Count each line in which the word "base" appears. Reply with the total and nothing more.

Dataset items
"""

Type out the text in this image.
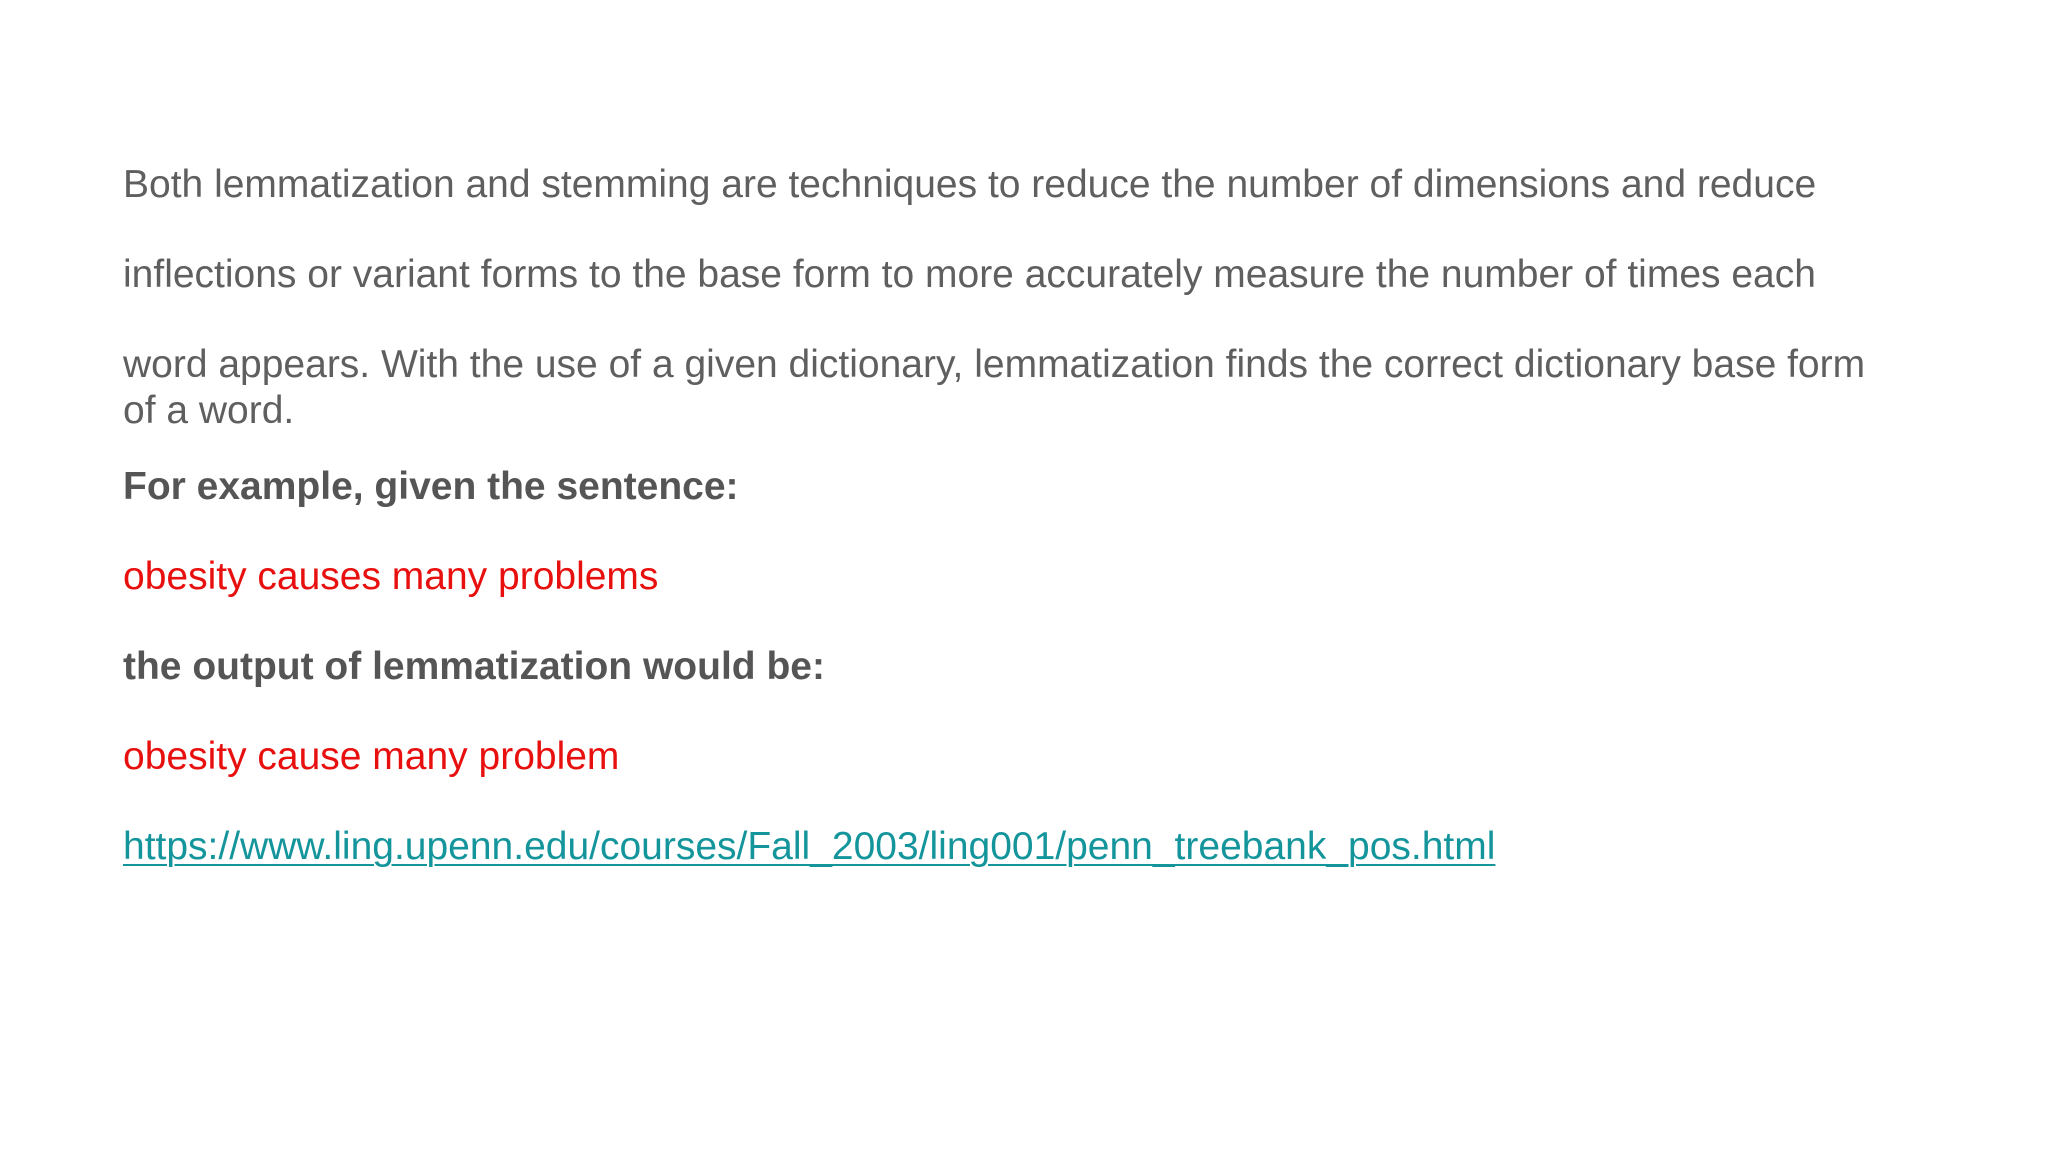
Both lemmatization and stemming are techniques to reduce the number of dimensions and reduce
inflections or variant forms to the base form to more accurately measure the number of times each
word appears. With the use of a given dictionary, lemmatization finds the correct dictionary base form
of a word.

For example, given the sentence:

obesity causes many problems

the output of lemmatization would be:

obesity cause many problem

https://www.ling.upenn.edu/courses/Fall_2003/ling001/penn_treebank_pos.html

"""

▶ [RESULT BELOW]: 2